begin
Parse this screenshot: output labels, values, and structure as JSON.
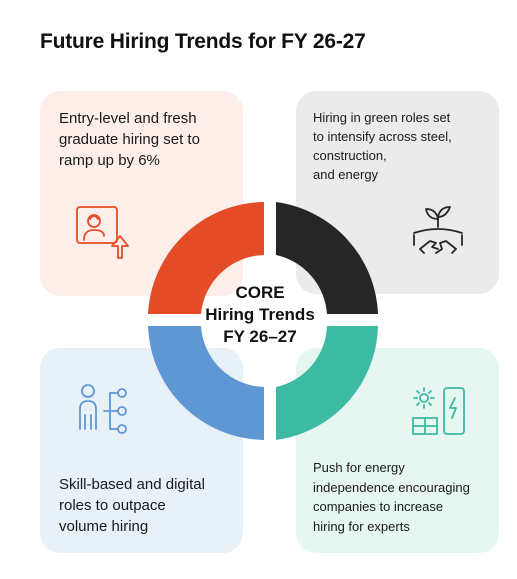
{
  "title": "Future Hiring Trends for FY 26-27",
  "center": {
    "line1": "CORE",
    "line2": "Hiring Trends",
    "line3": "FY 26–27"
  },
  "cards": {
    "top_left": {
      "text": "Entry-level and fresh\ngraduate hiring set to\nramp up by 6%",
      "icon": "candidate-growth-icon",
      "accent": "#e44c28",
      "background": "#fdeeea"
    },
    "top_right": {
      "text": "Hiring in green roles set\nto intensify across steel,\nconstruction,\nand energy",
      "icon": "green-handshake-icon",
      "accent": "#262626",
      "background": "#ebebeb"
    },
    "bottom_left": {
      "text": "Skill-based and digital\nroles to outpace\nvolume hiring",
      "icon": "skill-network-icon",
      "accent": "#5e97d3",
      "background": "#e8f0f8"
    },
    "bottom_right": {
      "text": "Push for energy\nindependence encouraging\ncompanies to increase\nhiring for experts",
      "icon": "solar-charging-icon",
      "accent": "#3dbba2",
      "background": "#e6f6f1"
    }
  }
}
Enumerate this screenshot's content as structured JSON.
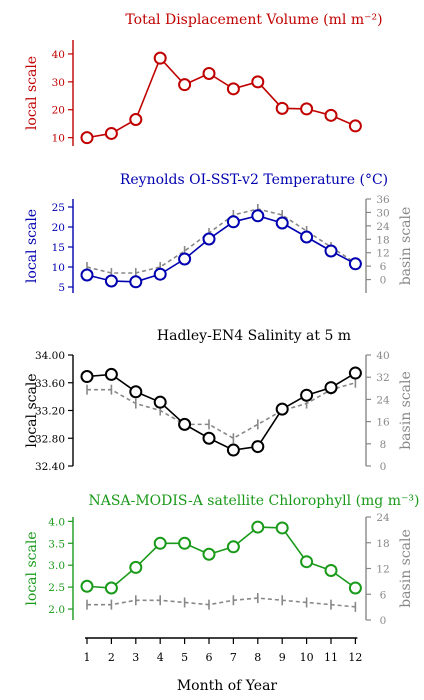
{
  "chart_data": [
    {
      "type": "line",
      "title": "Total Displacement Volume (ml m⁻²)",
      "color": "#c00000",
      "left_axis": {
        "label": "local scale",
        "ylim": [
          7,
          45
        ],
        "ticks": [
          10,
          20,
          30,
          40
        ]
      },
      "right_axis": null,
      "x": [
        1,
        2,
        3,
        4,
        5,
        6,
        7,
        8,
        9,
        10,
        11,
        12
      ],
      "series": [
        {
          "role": "local",
          "values": [
            10,
            11.5,
            16.5,
            38.5,
            29,
            33,
            27.5,
            30,
            20.5,
            20.3,
            18,
            14.2
          ]
        }
      ]
    },
    {
      "type": "line",
      "title": "Reynolds OI-SST-v2 Temperature (°C)",
      "color": "#0000b0",
      "left_axis": {
        "label": "local scale",
        "ylim": [
          3.5,
          27
        ],
        "ticks": [
          5,
          10,
          15,
          20,
          25
        ]
      },
      "right_axis": {
        "label": "basin scale",
        "ylim": [
          -6,
          36
        ],
        "ticks": [
          0,
          6,
          12,
          18,
          24,
          30,
          36
        ]
      },
      "x": [
        1,
        2,
        3,
        4,
        5,
        6,
        7,
        8,
        9,
        10,
        11,
        12
      ],
      "series": [
        {
          "role": "local",
          "values": [
            8,
            6.5,
            6.3,
            8.2,
            12,
            17,
            21.3,
            22.8,
            21,
            17.5,
            14,
            10.8
          ]
        },
        {
          "role": "basin",
          "dashed": true,
          "values": [
            10,
            8.5,
            8.5,
            10,
            14,
            18.5,
            23,
            24.5,
            23,
            19,
            15,
            11
          ]
        }
      ]
    },
    {
      "type": "line",
      "title": "Hadley-EN4 Salinity at 5 m",
      "color": "#000000",
      "left_axis": {
        "label": "local scale",
        "ylim": [
          32.4,
          34
        ],
        "ticks": [
          "32.40",
          "32.80",
          "33.20",
          "33.60",
          "34.00"
        ]
      },
      "right_axis": {
        "label": "basin scale",
        "ylim": [
          0,
          40
        ],
        "ticks": [
          0,
          8,
          16,
          24,
          32,
          40
        ]
      },
      "x": [
        1,
        2,
        3,
        4,
        5,
        6,
        7,
        8,
        9,
        10,
        11,
        12
      ],
      "series": [
        {
          "role": "local",
          "values": [
            33.69,
            33.72,
            33.47,
            33.32,
            33.0,
            32.8,
            32.63,
            32.68,
            33.22,
            33.42,
            33.53,
            33.74
          ]
        },
        {
          "role": "basin",
          "dashed": true,
          "values": [
            33.5,
            33.5,
            33.3,
            33.2,
            33.0,
            33.0,
            32.8,
            33.0,
            33.2,
            33.3,
            33.5,
            33.6
          ]
        }
      ]
    },
    {
      "type": "line",
      "title": "NASA-MODIS-A satellite Chlorophyll (mg m⁻³)",
      "color": "#1a9a1a",
      "left_axis": {
        "label": "local scale",
        "ylim": [
          1.75,
          4.1
        ],
        "ticks": [
          "2.0",
          "2.5",
          "3.0",
          "3.5",
          "4.0"
        ]
      },
      "right_axis": {
        "label": "basin scale",
        "ylim": [
          0,
          24
        ],
        "ticks": [
          0,
          6,
          12,
          18,
          24
        ]
      },
      "x": [
        1,
        2,
        3,
        4,
        5,
        6,
        7,
        8,
        9,
        10,
        11,
        12
      ],
      "series": [
        {
          "role": "local",
          "values": [
            2.52,
            2.48,
            2.95,
            3.5,
            3.5,
            3.25,
            3.42,
            3.87,
            3.85,
            3.08,
            2.88,
            2.48
          ]
        },
        {
          "role": "basin",
          "dashed": true,
          "values": [
            2.1,
            2.1,
            2.2,
            2.2,
            2.15,
            2.1,
            2.2,
            2.25,
            2.2,
            2.15,
            2.1,
            2.05
          ]
        }
      ]
    }
  ],
  "x_axis": {
    "label": "Month of Year",
    "ticks": [
      "1",
      "2",
      "3",
      "4",
      "5",
      "6",
      "7",
      "8",
      "9",
      "10",
      "11",
      "12"
    ]
  }
}
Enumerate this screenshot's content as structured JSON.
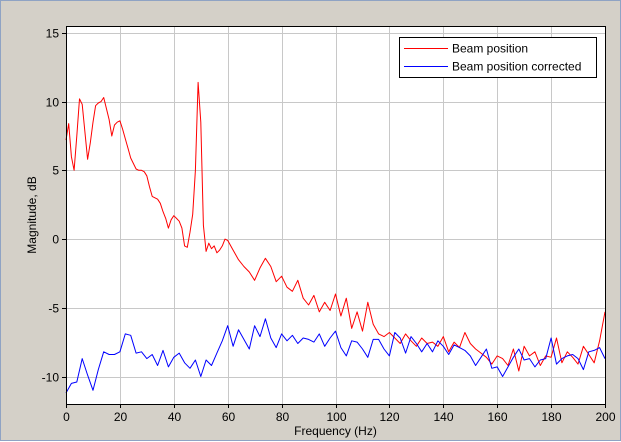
{
  "chart_data": {
    "type": "line",
    "title": "",
    "xlabel": "Frequency (Hz)",
    "ylabel": "Magnitude, dB",
    "xlim": [
      0,
      200
    ],
    "ylim": [
      -12,
      15.5
    ],
    "xticks": [
      0,
      20,
      40,
      60,
      80,
      100,
      120,
      140,
      160,
      180,
      200
    ],
    "yticks": [
      -10,
      -5,
      0,
      5,
      10,
      15
    ],
    "grid": true,
    "legend_position": "top-right",
    "series": [
      {
        "name": "Beam position",
        "color": "#ff0000",
        "x": [
          0,
          1,
          2,
          3,
          4,
          5,
          6,
          7,
          8,
          9,
          10,
          11,
          12,
          13,
          14,
          15,
          16,
          17,
          18,
          19,
          20,
          21,
          22,
          23,
          24,
          25,
          26,
          27,
          28,
          29,
          30,
          31,
          32,
          33,
          34,
          35,
          36,
          37,
          38,
          39,
          40,
          41,
          42,
          43,
          44,
          45,
          46,
          47,
          48,
          49,
          50,
          51,
          52,
          53,
          54,
          55,
          56,
          57,
          58,
          59,
          60,
          62,
          64,
          66,
          68,
          70,
          72,
          74,
          76,
          78,
          80,
          82,
          84,
          86,
          88,
          90,
          92,
          94,
          96,
          98,
          100,
          102,
          104,
          106,
          108,
          110,
          112,
          114,
          116,
          118,
          120,
          122,
          124,
          126,
          128,
          130,
          132,
          134,
          136,
          138,
          140,
          142,
          144,
          146,
          148,
          150,
          152,
          154,
          156,
          158,
          160,
          162,
          164,
          166,
          168,
          170,
          172,
          174,
          176,
          178,
          180,
          182,
          184,
          186,
          188,
          190,
          192,
          194,
          196,
          198,
          200
        ],
        "y": [
          7.2,
          8.4,
          6.0,
          5.0,
          7.5,
          10.2,
          9.8,
          7.8,
          5.8,
          7.0,
          8.5,
          9.7,
          9.9,
          10.0,
          10.3,
          9.5,
          8.7,
          7.5,
          8.3,
          8.5,
          8.6,
          8.0,
          7.3,
          6.6,
          5.9,
          5.5,
          5.1,
          5.0,
          5.0,
          4.9,
          4.6,
          3.8,
          3.1,
          3.0,
          2.9,
          2.6,
          2.0,
          1.5,
          0.8,
          1.4,
          1.7,
          1.5,
          1.3,
          0.8,
          -0.5,
          -0.6,
          0.5,
          1.8,
          5.0,
          11.4,
          8.5,
          1.0,
          -0.9,
          -0.3,
          -0.7,
          -0.5,
          -1.0,
          -0.8,
          -0.5,
          0.0,
          -0.1,
          -0.8,
          -1.5,
          -2.0,
          -2.4,
          -3.0,
          -2.1,
          -1.4,
          -2.0,
          -3.1,
          -2.7,
          -3.5,
          -3.8,
          -3.0,
          -4.3,
          -4.8,
          -4.1,
          -5.3,
          -4.6,
          -5.2,
          -4.0,
          -5.6,
          -4.3,
          -6.5,
          -5.3,
          -6.7,
          -4.6,
          -6.2,
          -6.9,
          -7.1,
          -6.8,
          -7.2,
          -7.6,
          -6.9,
          -7.4,
          -7.8,
          -7.2,
          -7.6,
          -7.5,
          -7.8,
          -7.1,
          -8.2,
          -7.5,
          -7.9,
          -6.8,
          -7.6,
          -8.0,
          -8.3,
          -8.6,
          -9.1,
          -8.5,
          -8.7,
          -9.2,
          -8.0,
          -9.6,
          -7.8,
          -8.5,
          -8.2,
          -9.2,
          -8.5,
          -8.6,
          -7.2,
          -9.0,
          -8.2,
          -8.6,
          -9.1,
          -7.8,
          -8.4,
          -9.0,
          -7.4,
          -5.3
        ]
      },
      {
        "name": "Beam position corrected",
        "color": "#0000ff",
        "x": [
          0,
          2,
          4,
          6,
          8,
          10,
          12,
          14,
          16,
          18,
          20,
          22,
          24,
          26,
          28,
          30,
          32,
          34,
          36,
          38,
          40,
          42,
          44,
          46,
          48,
          50,
          52,
          54,
          56,
          58,
          60,
          62,
          64,
          66,
          68,
          70,
          72,
          74,
          76,
          78,
          80,
          82,
          84,
          86,
          88,
          90,
          92,
          94,
          96,
          98,
          100,
          102,
          104,
          106,
          108,
          110,
          112,
          114,
          116,
          118,
          120,
          122,
          124,
          126,
          128,
          130,
          132,
          134,
          136,
          138,
          140,
          142,
          144,
          146,
          148,
          150,
          152,
          154,
          156,
          158,
          160,
          162,
          164,
          166,
          168,
          170,
          172,
          174,
          176,
          178,
          180,
          182,
          184,
          186,
          188,
          190,
          192,
          194,
          196,
          198,
          200
        ],
        "y": [
          -11.2,
          -10.5,
          -10.4,
          -8.7,
          -9.9,
          -11.0,
          -9.5,
          -8.2,
          -8.4,
          -8.4,
          -8.2,
          -6.9,
          -7.0,
          -8.3,
          -8.2,
          -8.7,
          -8.4,
          -9.2,
          -8.1,
          -9.3,
          -8.6,
          -8.3,
          -9.0,
          -9.4,
          -8.8,
          -10.0,
          -8.8,
          -9.2,
          -8.3,
          -7.4,
          -6.3,
          -7.8,
          -6.6,
          -7.3,
          -8.0,
          -6.3,
          -7.1,
          -5.8,
          -7.2,
          -7.9,
          -6.9,
          -7.4,
          -7.0,
          -7.6,
          -7.2,
          -7.3,
          -7.5,
          -6.9,
          -7.8,
          -7.2,
          -6.7,
          -7.9,
          -8.5,
          -7.4,
          -7.5,
          -8.0,
          -8.6,
          -7.3,
          -7.3,
          -8.0,
          -8.5,
          -6.8,
          -7.2,
          -8.3,
          -7.1,
          -7.6,
          -8.2,
          -7.6,
          -8.2,
          -7.4,
          -7.8,
          -8.4,
          -7.7,
          -7.9,
          -8.1,
          -8.5,
          -9.2,
          -8.6,
          -8.0,
          -9.4,
          -9.3,
          -10.0,
          -9.3,
          -8.6,
          -8.0,
          -8.8,
          -8.7,
          -9.3,
          -8.8,
          -8.7,
          -7.2,
          -9.1,
          -8.7,
          -8.5,
          -8.4,
          -8.7,
          -9.5,
          -8.2,
          -8.1,
          -7.9,
          -8.7
        ]
      }
    ]
  }
}
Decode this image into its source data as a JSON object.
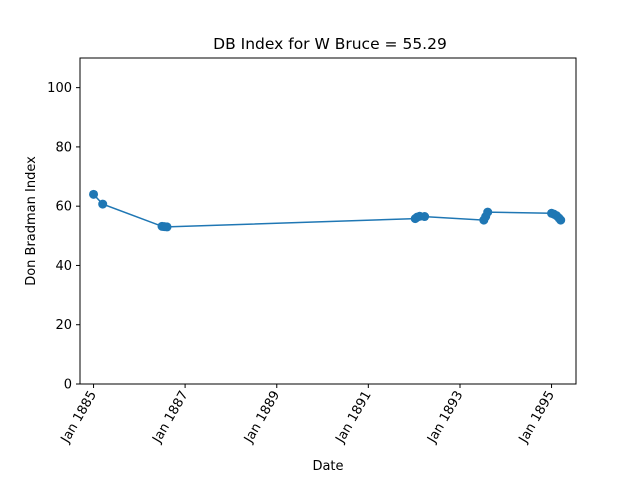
{
  "chart_data": {
    "type": "line",
    "title": "DB Index for W Bruce = 55.29",
    "xlabel": "Date",
    "ylabel": "Don Bradman Index",
    "ylim": [
      0,
      110
    ],
    "xlim": [
      "1884-09-15",
      "1895-07-15"
    ],
    "yticks": [
      0,
      20,
      40,
      60,
      80,
      100
    ],
    "xticks": [
      {
        "date": "1885-01-01",
        "label": "Jan 1885"
      },
      {
        "date": "1887-01-01",
        "label": "Jan 1887"
      },
      {
        "date": "1889-01-01",
        "label": "Jan 1889"
      },
      {
        "date": "1891-01-01",
        "label": "Jan 1891"
      },
      {
        "date": "1893-01-01",
        "label": "Jan 1893"
      },
      {
        "date": "1895-01-01",
        "label": "Jan 1895"
      }
    ],
    "grid": false,
    "color": "#1f77b4",
    "series": [
      {
        "x": [
          "1885-01-01",
          "1885-03-15",
          "1886-07-01",
          "1886-07-20",
          "1886-08-10",
          "1892-01-10",
          "1892-01-25",
          "1892-02-15",
          "1892-03-25",
          "1893-07-10",
          "1893-07-25",
          "1893-08-10",
          "1895-01-01",
          "1895-01-20",
          "1895-02-10",
          "1895-03-01",
          "1895-03-15"
        ],
        "y": [
          64,
          60.7,
          53.2,
          53.1,
          53.0,
          55.8,
          56.3,
          56.6,
          56.5,
          55.3,
          56.5,
          58.0,
          57.6,
          57.3,
          56.8,
          56.0,
          55.3
        ]
      }
    ]
  }
}
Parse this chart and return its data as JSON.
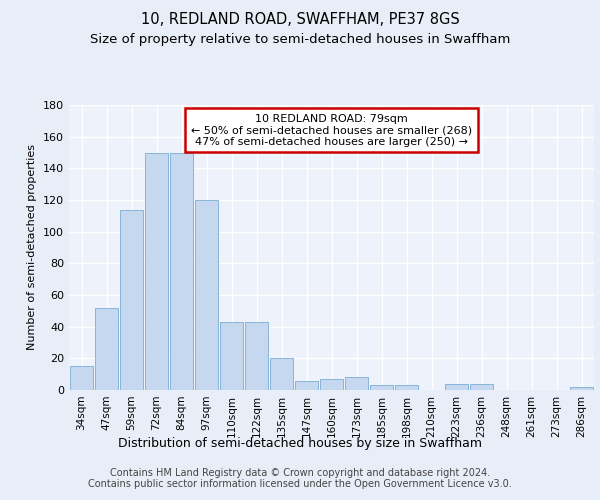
{
  "title": "10, REDLAND ROAD, SWAFFHAM, PE37 8GS",
  "subtitle": "Size of property relative to semi-detached houses in Swaffham",
  "xlabel": "Distribution of semi-detached houses by size in Swaffham",
  "ylabel": "Number of semi-detached properties",
  "categories": [
    "34sqm",
    "47sqm",
    "59sqm",
    "72sqm",
    "84sqm",
    "97sqm",
    "110sqm",
    "122sqm",
    "135sqm",
    "147sqm",
    "160sqm",
    "173sqm",
    "185sqm",
    "198sqm",
    "210sqm",
    "223sqm",
    "236sqm",
    "248sqm",
    "261sqm",
    "273sqm",
    "286sqm"
  ],
  "values": [
    15,
    52,
    114,
    150,
    150,
    120,
    43,
    43,
    20,
    6,
    7,
    8,
    3,
    3,
    0,
    4,
    4,
    0,
    0,
    0,
    2
  ],
  "bar_color": "#c5d8f0",
  "bar_edge_color": "#7aadd4",
  "subject_bar_index": 4,
  "annotation_text": "10 REDLAND ROAD: 79sqm\n← 50% of semi-detached houses are smaller (268)\n47% of semi-detached houses are larger (250) →",
  "annotation_box_color": "#ffffff",
  "annotation_box_edge": "#cc0000",
  "footer": "Contains HM Land Registry data © Crown copyright and database right 2024.\nContains public sector information licensed under the Open Government Licence v3.0.",
  "ylim": [
    0,
    180
  ],
  "yticks": [
    0,
    20,
    40,
    60,
    80,
    100,
    120,
    140,
    160,
    180
  ],
  "bg_color": "#e8eef7",
  "plot_bg_color": "#eef2fa",
  "grid_color": "#ffffff",
  "title_fontsize": 10.5,
  "subtitle_fontsize": 9.5,
  "footer_fontsize": 7
}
end
Find every line in the listing that holds the string "xlabel", then say how many there are as a bare number.

3